[REQUIRED TASK]: Read the data and repeat all of it exactly.

[INFORMATION GIVEN]:
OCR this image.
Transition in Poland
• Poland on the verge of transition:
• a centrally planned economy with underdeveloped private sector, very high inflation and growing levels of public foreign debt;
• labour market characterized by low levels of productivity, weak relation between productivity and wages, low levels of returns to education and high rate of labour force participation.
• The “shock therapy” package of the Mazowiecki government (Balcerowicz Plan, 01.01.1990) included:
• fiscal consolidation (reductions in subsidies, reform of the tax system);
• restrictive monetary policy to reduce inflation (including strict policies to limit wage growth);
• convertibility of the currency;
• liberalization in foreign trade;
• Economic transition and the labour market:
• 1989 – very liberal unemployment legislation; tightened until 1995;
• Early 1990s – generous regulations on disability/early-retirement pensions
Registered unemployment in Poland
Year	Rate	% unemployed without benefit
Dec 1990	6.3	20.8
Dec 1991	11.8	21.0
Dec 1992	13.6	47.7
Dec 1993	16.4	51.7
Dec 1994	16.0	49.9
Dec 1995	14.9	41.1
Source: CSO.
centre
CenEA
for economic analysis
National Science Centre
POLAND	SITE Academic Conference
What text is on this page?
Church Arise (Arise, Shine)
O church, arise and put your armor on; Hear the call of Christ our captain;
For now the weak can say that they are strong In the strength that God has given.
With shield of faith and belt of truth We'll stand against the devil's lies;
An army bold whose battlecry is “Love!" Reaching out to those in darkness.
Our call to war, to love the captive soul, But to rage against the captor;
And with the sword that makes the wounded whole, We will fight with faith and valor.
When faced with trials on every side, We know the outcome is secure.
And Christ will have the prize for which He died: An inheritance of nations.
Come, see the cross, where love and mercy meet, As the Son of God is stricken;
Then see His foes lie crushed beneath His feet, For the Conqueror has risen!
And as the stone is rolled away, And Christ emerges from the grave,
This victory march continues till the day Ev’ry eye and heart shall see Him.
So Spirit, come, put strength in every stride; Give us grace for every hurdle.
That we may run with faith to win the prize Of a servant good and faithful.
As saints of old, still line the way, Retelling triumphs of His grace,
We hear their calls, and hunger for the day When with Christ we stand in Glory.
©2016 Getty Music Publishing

[SOLUTION FOR THIS PROBLEM]:
OCR this image.
Transition in Poland
• Poland on the verge of transition:
• a centrally planned economy with underdeveloped private sector, very high inflation and growing levels of public foreign debt;
• labour market characterized by low levels of productivity, weak relation between productivity and wages, low levels of returns to education and high rate of labour force participation.
• The “shock therapy” package of the Mazowiecki government (Balcerowicz Plan, 01.01.1990) included:
• fiscal consolidation (reductions in subsidies, reform of the tax system);
• restrictive monetary policy to reduce inflation (including strict policies to limit wage growth);
• convertibility of the currency;
• liberalization in foreign trade;
• Economic transition and the labour market:
• 1989 – very liberal unemployment legislation; tightened until 1995;
• Early 1990s – generous regulations on disability/early-retirement pensions
Registered unemployment in Poland
Year	Rate	% unemployed without benefit
Dec 1990	6.3	20.8
Dec 1991	11.8	21.0
Dec 1992	13.6	47.7
Dec 1993	16.4	51.7
Dec 1994	16.0	49.9
Dec 1995	14.9	41.1
Source: CSO.
centre
CenEA
for economic analysis
National Science Centre
POLAND	SITE Academic Conference
What text is on this page?
Church Arise (Arise, Shine)
O church, arise and put your armor on; Hear the call of Christ our captain;
For now the weak can say that they are strong In the strength that God has given.
With shield of faith and belt of truth We'll stand against the devil's lies;
An army bold whose battlecry is “Love!" Reaching out to those in darkness.
Our call to war, to love the captive soul, But to rage against the captor;
And with the sword that makes the wounded whole, We will fight with faith and valor.
When faced with trials on every side, We know the outcome is secure.
And Christ will have the prize for which He died: An inheritance of nations.
Come, see the cross, where love and mercy meet, As the Son of God is stricken;
Then see His foes lie crushed beneath His feet, For the Conqueror has risen!
And as the stone is rolled away, And Christ emerges from the grave,
This victory march continues till the day Ev’ry eye and heart shall see Him.
So Spirit, come, put strength in every stride; Give us grace for every hurdle.
That we may run with faith to win the prize Of a servant good and faithful.
As saints of old, still line the way, Retelling triumphs of His grace,
We hear their calls, and hunger for the day When with Christ we stand in Glory.
©2016 Getty Music Publishing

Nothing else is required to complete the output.